Requirements
Transcribe the records that follow in their entirety, omitting any pictures.

* * * * *

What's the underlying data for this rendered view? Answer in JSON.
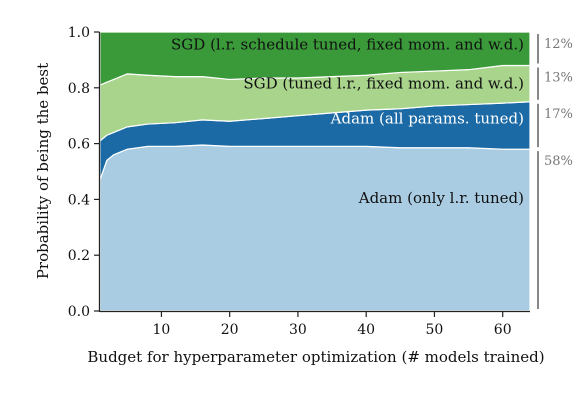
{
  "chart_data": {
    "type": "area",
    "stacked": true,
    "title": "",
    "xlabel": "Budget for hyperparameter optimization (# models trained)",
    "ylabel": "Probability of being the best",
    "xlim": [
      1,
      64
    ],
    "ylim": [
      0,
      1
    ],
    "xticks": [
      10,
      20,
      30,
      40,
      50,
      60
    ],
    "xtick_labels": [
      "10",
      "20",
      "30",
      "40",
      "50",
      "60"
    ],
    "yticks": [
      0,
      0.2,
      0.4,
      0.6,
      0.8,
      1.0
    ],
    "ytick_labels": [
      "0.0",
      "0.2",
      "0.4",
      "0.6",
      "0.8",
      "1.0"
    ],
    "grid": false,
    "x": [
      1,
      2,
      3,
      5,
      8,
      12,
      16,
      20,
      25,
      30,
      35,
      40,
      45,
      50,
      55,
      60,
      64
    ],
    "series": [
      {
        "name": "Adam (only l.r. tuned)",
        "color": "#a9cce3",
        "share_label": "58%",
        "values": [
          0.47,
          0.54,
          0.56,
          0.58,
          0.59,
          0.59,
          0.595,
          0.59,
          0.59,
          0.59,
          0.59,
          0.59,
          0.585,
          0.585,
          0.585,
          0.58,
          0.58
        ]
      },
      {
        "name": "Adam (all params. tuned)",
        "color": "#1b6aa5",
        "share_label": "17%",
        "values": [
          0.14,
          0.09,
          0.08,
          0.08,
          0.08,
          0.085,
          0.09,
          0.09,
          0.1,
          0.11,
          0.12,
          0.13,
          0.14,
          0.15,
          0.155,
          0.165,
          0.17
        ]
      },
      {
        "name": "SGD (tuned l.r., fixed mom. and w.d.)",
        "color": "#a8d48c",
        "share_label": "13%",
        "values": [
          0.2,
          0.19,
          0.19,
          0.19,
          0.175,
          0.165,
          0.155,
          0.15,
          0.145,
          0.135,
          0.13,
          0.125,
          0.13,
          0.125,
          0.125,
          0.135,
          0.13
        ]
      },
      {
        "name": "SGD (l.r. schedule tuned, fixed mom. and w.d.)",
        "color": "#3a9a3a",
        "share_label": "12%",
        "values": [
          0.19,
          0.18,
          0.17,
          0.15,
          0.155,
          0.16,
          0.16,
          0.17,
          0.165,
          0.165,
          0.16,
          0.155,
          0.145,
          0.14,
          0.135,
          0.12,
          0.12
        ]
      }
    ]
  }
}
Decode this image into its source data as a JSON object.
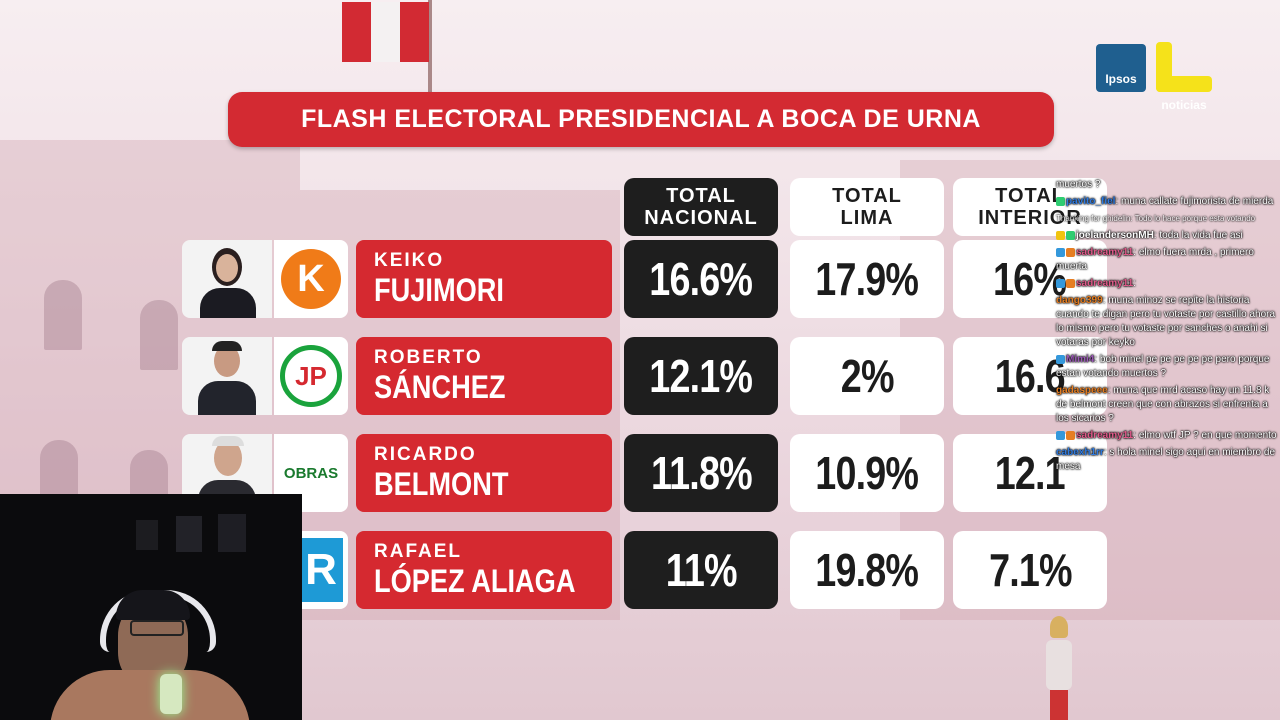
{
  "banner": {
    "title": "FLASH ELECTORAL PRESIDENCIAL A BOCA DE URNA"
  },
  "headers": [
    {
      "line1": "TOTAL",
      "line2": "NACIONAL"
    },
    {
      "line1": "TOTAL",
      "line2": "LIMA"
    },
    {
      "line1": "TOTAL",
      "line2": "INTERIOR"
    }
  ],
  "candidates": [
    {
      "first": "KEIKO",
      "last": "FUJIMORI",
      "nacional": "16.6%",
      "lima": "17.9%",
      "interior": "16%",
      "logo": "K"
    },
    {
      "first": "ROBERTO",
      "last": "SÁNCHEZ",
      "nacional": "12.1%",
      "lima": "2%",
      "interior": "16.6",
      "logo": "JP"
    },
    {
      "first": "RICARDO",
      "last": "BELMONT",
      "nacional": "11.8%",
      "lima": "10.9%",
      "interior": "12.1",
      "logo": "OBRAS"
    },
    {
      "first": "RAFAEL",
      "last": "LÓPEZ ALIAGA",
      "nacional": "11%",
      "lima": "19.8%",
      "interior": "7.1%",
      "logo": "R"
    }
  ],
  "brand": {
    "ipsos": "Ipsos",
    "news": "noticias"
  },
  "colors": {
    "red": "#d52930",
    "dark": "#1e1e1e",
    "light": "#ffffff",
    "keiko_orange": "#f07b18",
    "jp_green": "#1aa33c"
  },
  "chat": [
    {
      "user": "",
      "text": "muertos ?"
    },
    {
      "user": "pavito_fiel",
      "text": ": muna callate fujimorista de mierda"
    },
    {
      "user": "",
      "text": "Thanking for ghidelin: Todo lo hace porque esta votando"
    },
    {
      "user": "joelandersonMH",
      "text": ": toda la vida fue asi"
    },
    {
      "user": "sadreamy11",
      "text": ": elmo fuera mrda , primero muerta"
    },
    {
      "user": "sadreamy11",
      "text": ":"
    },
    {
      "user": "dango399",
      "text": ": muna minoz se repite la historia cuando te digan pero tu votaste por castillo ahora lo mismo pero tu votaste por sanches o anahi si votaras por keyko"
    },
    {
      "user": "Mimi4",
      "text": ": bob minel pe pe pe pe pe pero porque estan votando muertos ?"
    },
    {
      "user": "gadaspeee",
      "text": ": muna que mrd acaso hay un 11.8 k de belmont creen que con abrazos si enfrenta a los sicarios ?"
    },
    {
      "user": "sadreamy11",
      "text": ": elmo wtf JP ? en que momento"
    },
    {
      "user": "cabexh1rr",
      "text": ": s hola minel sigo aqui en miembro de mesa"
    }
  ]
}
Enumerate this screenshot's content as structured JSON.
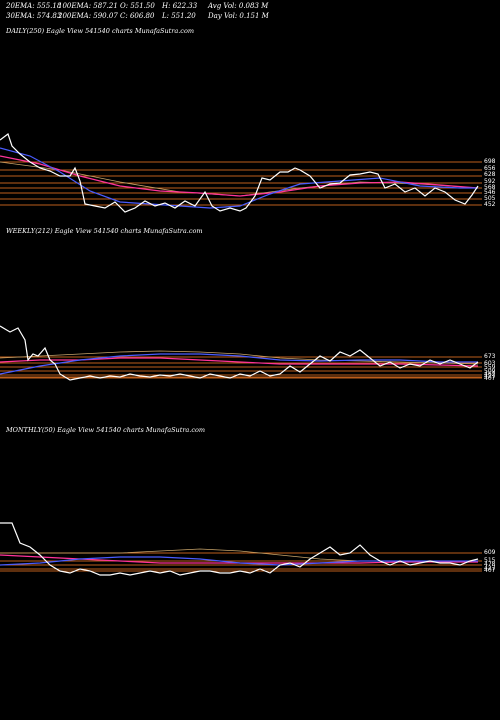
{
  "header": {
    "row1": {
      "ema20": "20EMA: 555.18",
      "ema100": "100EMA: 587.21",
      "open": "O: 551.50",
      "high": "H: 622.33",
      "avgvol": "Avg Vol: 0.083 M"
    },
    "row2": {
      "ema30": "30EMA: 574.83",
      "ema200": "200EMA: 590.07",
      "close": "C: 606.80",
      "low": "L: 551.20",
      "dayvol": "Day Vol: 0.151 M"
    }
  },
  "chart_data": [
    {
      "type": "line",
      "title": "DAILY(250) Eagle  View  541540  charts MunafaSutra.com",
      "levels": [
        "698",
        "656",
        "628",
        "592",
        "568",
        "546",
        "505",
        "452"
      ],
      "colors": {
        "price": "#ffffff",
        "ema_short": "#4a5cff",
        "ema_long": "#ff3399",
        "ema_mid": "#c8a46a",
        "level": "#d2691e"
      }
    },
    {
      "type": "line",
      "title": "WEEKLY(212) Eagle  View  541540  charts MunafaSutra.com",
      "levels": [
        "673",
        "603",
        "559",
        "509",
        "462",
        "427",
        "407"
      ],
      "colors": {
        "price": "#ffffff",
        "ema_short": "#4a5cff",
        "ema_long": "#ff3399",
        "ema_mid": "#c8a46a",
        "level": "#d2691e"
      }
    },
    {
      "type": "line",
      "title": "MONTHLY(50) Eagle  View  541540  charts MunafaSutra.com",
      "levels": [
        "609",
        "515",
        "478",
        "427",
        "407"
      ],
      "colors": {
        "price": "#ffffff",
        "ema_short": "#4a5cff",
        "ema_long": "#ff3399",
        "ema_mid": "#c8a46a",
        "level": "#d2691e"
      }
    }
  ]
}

* * * * *

Reply to the task
What's the underlying data for this rendered view? Answer in JSON.
{
  "chart_data": {
    "type": "area",
    "stacked": true,
    "title": "",
    "xlabel": "Budget for hyperparameter optimization (# models trained)",
    "ylabel": "Probability of being the best",
    "xlim": [
      1,
      64
    ],
    "ylim": [
      0,
      1
    ],
    "xticks": [
      10,
      20,
      30,
      40,
      50,
      60
    ],
    "xtick_labels": [
      "10",
      "20",
      "30",
      "40",
      "50",
      "60"
    ],
    "yticks": [
      0,
      0.2,
      0.4,
      0.6,
      0.8,
      1.0
    ],
    "ytick_labels": [
      "0.0",
      "0.2",
      "0.4",
      "0.6",
      "0.8",
      "1.0"
    ],
    "grid": false,
    "x": [
      1,
      2,
      3,
      5,
      8,
      12,
      16,
      20,
      25,
      30,
      35,
      40,
      45,
      50,
      55,
      60,
      64
    ],
    "series": [
      {
        "name": "Adam (only l.r. tuned)",
        "color": "#a9cce3",
        "share_label": "58%",
        "values": [
          0.47,
          0.54,
          0.56,
          0.58,
          0.59,
          0.59,
          0.595,
          0.59,
          0.59,
          0.59,
          0.59,
          0.59,
          0.585,
          0.585,
          0.585,
          0.58,
          0.58
        ]
      },
      {
        "name": "Adam (all params. tuned)",
        "color": "#1b6aa5",
        "share_label": "17%",
        "values": [
          0.14,
          0.09,
          0.08,
          0.08,
          0.08,
          0.085,
          0.09,
          0.09,
          0.1,
          0.11,
          0.12,
          0.13,
          0.14,
          0.15,
          0.155,
          0.165,
          0.17
        ]
      },
      {
        "name": "SGD (tuned l.r., fixed mom. and w.d.)",
        "color": "#a8d48c",
        "share_label": "13%",
        "values": [
          0.2,
          0.19,
          0.19,
          0.19,
          0.175,
          0.165,
          0.155,
          0.15,
          0.145,
          0.135,
          0.13,
          0.125,
          0.13,
          0.125,
          0.125,
          0.135,
          0.13
        ]
      },
      {
        "name": "SGD (l.r. schedule tuned, fixed mom. and w.d.)",
        "color": "#3a9a3a",
        "share_label": "12%",
        "values": [
          0.19,
          0.18,
          0.17,
          0.15,
          0.155,
          0.16,
          0.16,
          0.17,
          0.165,
          0.165,
          0.16,
          0.155,
          0.145,
          0.14,
          0.135,
          0.12,
          0.12
        ]
      }
    ]
  }
}
Decode this image into its source data as a JSON object.
{
  "banner": {
    "title": "FLASH ELECTORAL PRESIDENCIAL A BOCA DE URNA"
  },
  "headers": [
    {
      "line1": "TOTAL",
      "line2": "NACIONAL"
    },
    {
      "line1": "TOTAL",
      "line2": "LIMA"
    },
    {
      "line1": "TOTAL",
      "line2": "INTERIOR"
    }
  ],
  "candidates": [
    {
      "first": "KEIKO",
      "last": "FUJIMORI",
      "nacional": "16.6%",
      "lima": "17.9%",
      "interior": "16%",
      "logo": "K"
    },
    {
      "first": "ROBERTO",
      "last": "SÁNCHEZ",
      "nacional": "12.1%",
      "lima": "2%",
      "interior": "16.6",
      "logo": "JP"
    },
    {
      "first": "RICARDO",
      "last": "BELMONT",
      "nacional": "11.8%",
      "lima": "10.9%",
      "interior": "12.1",
      "logo": "OBRAS"
    },
    {
      "first": "RAFAEL",
      "last": "LÓPEZ ALIAGA",
      "nacional": "11%",
      "lima": "19.8%",
      "interior": "7.1%",
      "logo": "R"
    }
  ],
  "brand": {
    "ipsos": "Ipsos",
    "news": "noticias"
  },
  "colors": {
    "red": "#d52930",
    "dark": "#1e1e1e",
    "light": "#ffffff",
    "keiko_orange": "#f07b18",
    "jp_green": "#1aa33c"
  },
  "chat": [
    {
      "user": "",
      "text": "muertos ?"
    },
    {
      "user": "pavito_fiel",
      "text": ": muna callate fujimorista de mierda"
    },
    {
      "user": "",
      "text": "Thanking for ghidelin: Todo lo hace porque esta votando"
    },
    {
      "user": "joelandersonMH",
      "text": ": toda la vida fue asi"
    },
    {
      "user": "sadreamy11",
      "text": ": elmo fuera mrda , primero muerta"
    },
    {
      "user": "sadreamy11",
      "text": ":"
    },
    {
      "user": "dango399",
      "text": ": muna minoz se repite la historia cuando te digan pero tu votaste por castillo ahora lo mismo pero tu votaste por sanches o anahi si votaras por keyko"
    },
    {
      "user": "Mimi4",
      "text": ": bob minel pe pe pe pe pe pero porque estan votando muertos ?"
    },
    {
      "user": "gadaspeee",
      "text": ": muna que mrd acaso hay un 11.8 k de belmont creen que con abrazos si enfrenta a los sicarios ?"
    },
    {
      "user": "sadreamy11",
      "text": ": elmo wtf JP ? en que momento"
    },
    {
      "user": "cabexh1rr",
      "text": ": s hola minel sigo aqui en miembro de mesa"
    }
  ]
}
Enumerate this screenshot's content as structured JSON.
{
  "header": {
    "row1": {
      "ema20": "20EMA: 555.18",
      "ema100": "100EMA: 587.21",
      "open": "O: 551.50",
      "high": "H: 622.33",
      "avgvol": "Avg Vol: 0.083 M"
    },
    "row2": {
      "ema30": "30EMA: 574.83",
      "ema200": "200EMA: 590.07",
      "close": "C: 606.80",
      "low": "L: 551.20",
      "dayvol": "Day Vol: 0.151 M"
    }
  },
  "chart_data": [
    {
      "type": "line",
      "title": "DAILY(250) Eagle  View  541540  charts MunafaSutra.com",
      "levels": [
        "698",
        "656",
        "628",
        "592",
        "568",
        "546",
        "505",
        "452"
      ],
      "colors": {
        "price": "#ffffff",
        "ema_short": "#4a5cff",
        "ema_long": "#ff3399",
        "ema_mid": "#c8a46a",
        "level": "#d2691e"
      }
    },
    {
      "type": "line",
      "title": "WEEKLY(212) Eagle  View  541540  charts MunafaSutra.com",
      "levels": [
        "673",
        "603",
        "559",
        "509",
        "462",
        "427",
        "407"
      ],
      "colors": {
        "price": "#ffffff",
        "ema_short": "#4a5cff",
        "ema_long": "#ff3399",
        "ema_mid": "#c8a46a",
        "level": "#d2691e"
      }
    },
    {
      "type": "line",
      "title": "MONTHLY(50) Eagle  View  541540  charts MunafaSutra.com",
      "levels": [
        "609",
        "515",
        "478",
        "427",
        "407"
      ],
      "colors": {
        "price": "#ffffff",
        "ema_short": "#4a5cff",
        "ema_long": "#ff3399",
        "ema_mid": "#c8a46a",
        "level": "#d2691e"
      }
    }
  ]
}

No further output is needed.